== Do this ==
Tell how many lines in these records contain the string "icon", with only the number as the reply.

== The records ==
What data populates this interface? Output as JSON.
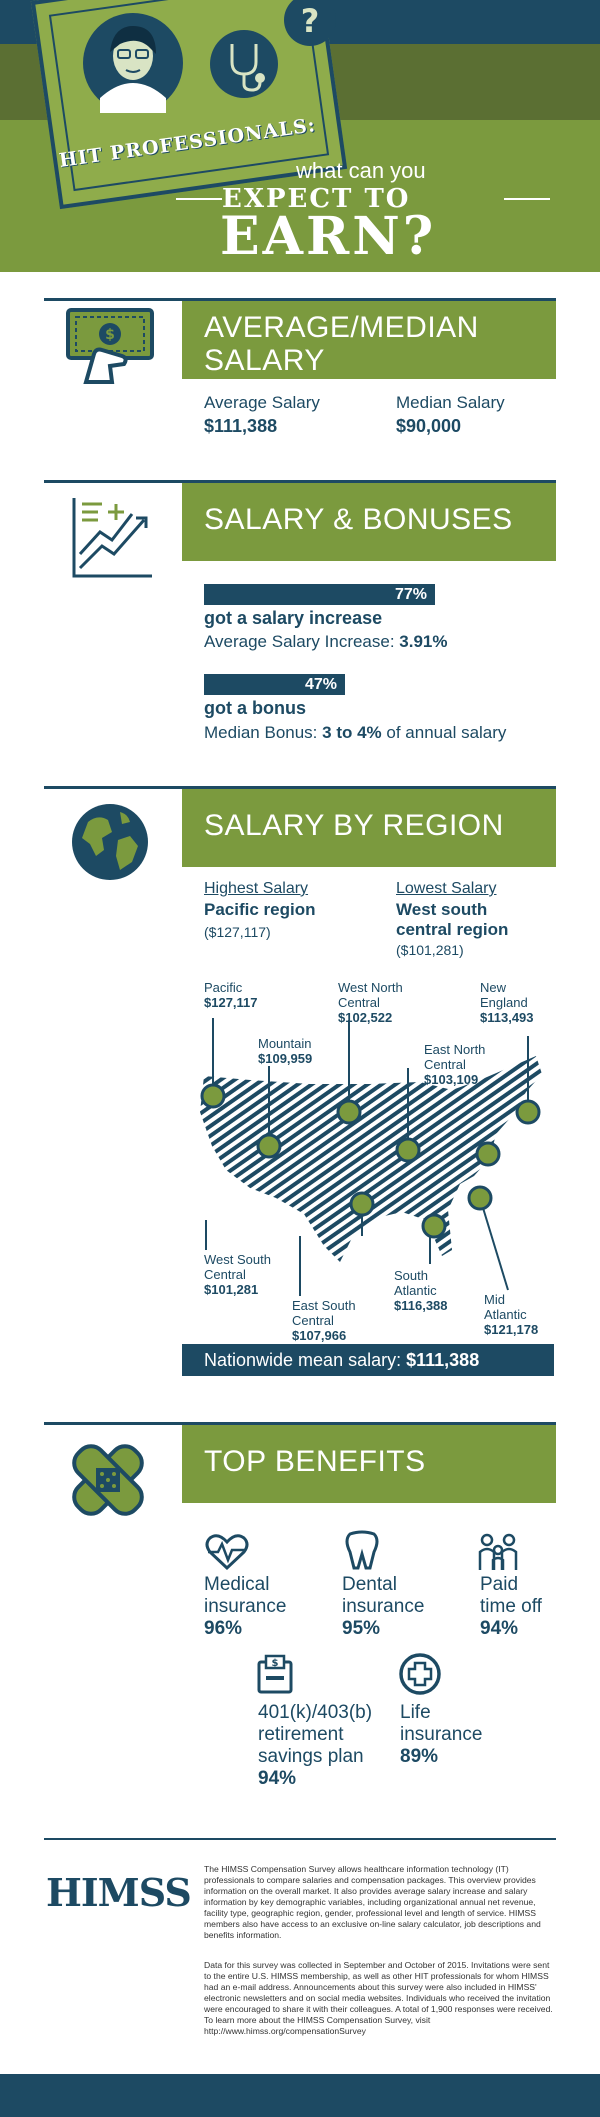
{
  "header": {
    "kicker": "HIT PROFESSIONALS:",
    "question": "what can you",
    "headline_1": "EXPECT TO",
    "headline_2": "EARN?"
  },
  "colors": {
    "navy": "#1d4a63",
    "green": "#7b9a3e",
    "dark_green": "#5b6f33"
  },
  "salary": {
    "title_1": "AVERAGE/MEDIAN",
    "title_2": "SALARY",
    "icon": "money-hand-icon",
    "average_label": "Average Salary",
    "average_value": "$111,388",
    "median_label": "Median Salary",
    "median_value": "$90,000"
  },
  "bonuses": {
    "title": "SALARY & BONUSES",
    "icon": "growth-chart-icon",
    "increase": {
      "percent": 77,
      "percent_label": "77%",
      "caption": "got a salary increase",
      "detail_prefix": "Average Salary Increase: ",
      "detail_value": "3.91%"
    },
    "bonus": {
      "percent": 47,
      "percent_label": "47%",
      "caption": "got a bonus",
      "detail_prefix": "Median Bonus: ",
      "detail_value": "3 to 4%",
      "detail_suffix": " of annual salary"
    }
  },
  "region": {
    "title": "SALARY BY REGION",
    "icon": "globe-icon",
    "highest_head": "Highest Salary",
    "highest_name_1": "Pacific region",
    "highest_amount": "($127,117)",
    "lowest_head": "Lowest Salary",
    "lowest_name_1": "West south",
    "lowest_name_2": "central region",
    "lowest_amount": "($101,281)",
    "map": [
      {
        "name": "Pacific",
        "amount": "$127,117"
      },
      {
        "name": "Mountain",
        "amount": "$109,959"
      },
      {
        "name_1": "West North",
        "name_2": "Central",
        "amount": "$102,522"
      },
      {
        "name_1": "East North",
        "name_2": "Central",
        "amount": "$103,109"
      },
      {
        "name_1": "New",
        "name_2": "England",
        "amount": "$113,493"
      },
      {
        "name_1": "West South",
        "name_2": "Central",
        "amount": "$101,281"
      },
      {
        "name_1": "East South",
        "name_2": "Central",
        "amount": "$107,966"
      },
      {
        "name_1": "South",
        "name_2": "Atlantic",
        "amount": "$116,388"
      },
      {
        "name_1": "Mid",
        "name_2": "Atlantic",
        "amount": "$121,178"
      }
    ],
    "nationwide_prefix": "Nationwide mean salary: ",
    "nationwide_value": "$111,388"
  },
  "benefits": {
    "title": "TOP BENEFITS",
    "icon": "bandage-icon",
    "items": [
      {
        "line_1": "Medical",
        "line_2": "insurance",
        "pct": "96%",
        "icon": "heart-pulse-icon"
      },
      {
        "line_1": "Dental",
        "line_2": "insurance",
        "pct": "95%",
        "icon": "tooth-icon"
      },
      {
        "line_1": "Paid",
        "line_2": "time off",
        "pct": "94%",
        "icon": "family-icon"
      },
      {
        "line_1": "401(k)/403(b)",
        "line_2": "retirement",
        "line_3": "savings plan",
        "pct": "94%",
        "icon": "piggy-bank-icon"
      },
      {
        "line_1": "Life",
        "line_2": "insurance",
        "pct": "89%",
        "icon": "medical-cross-icon"
      }
    ]
  },
  "footer": {
    "logo": "HIMSS",
    "para_1": "The HIMSS Compensation Survey allows healthcare information technology (IT) professionals to compare salaries and compensation packages. This overview provides information on the overall market. It also provides average salary increase and salary information by key demographic variables, including organizational annual net revenue, facility type, geographic region, gender, professional level and length of service. HIMSS members also have access to an exclusive on-line salary calculator, job descriptions and benefits information.",
    "para_2": "Data for this survey was collected in September and October of 2015. Invitations were sent to the entire U.S. HIMSS membership, as well as other HIT professionals for whom HIMSS had an e-mail address. Announcements about this survey were also included in HIMSS' electronic newsletters and on social media websites. Individuals who received the invitation were encouraged to share it with their colleagues. A total of 1,900 responses were received. To learn more about the HIMSS Compensation Survey, visit http://www.himss.org/compensationSurvey"
  }
}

== Result of the exercise ==
9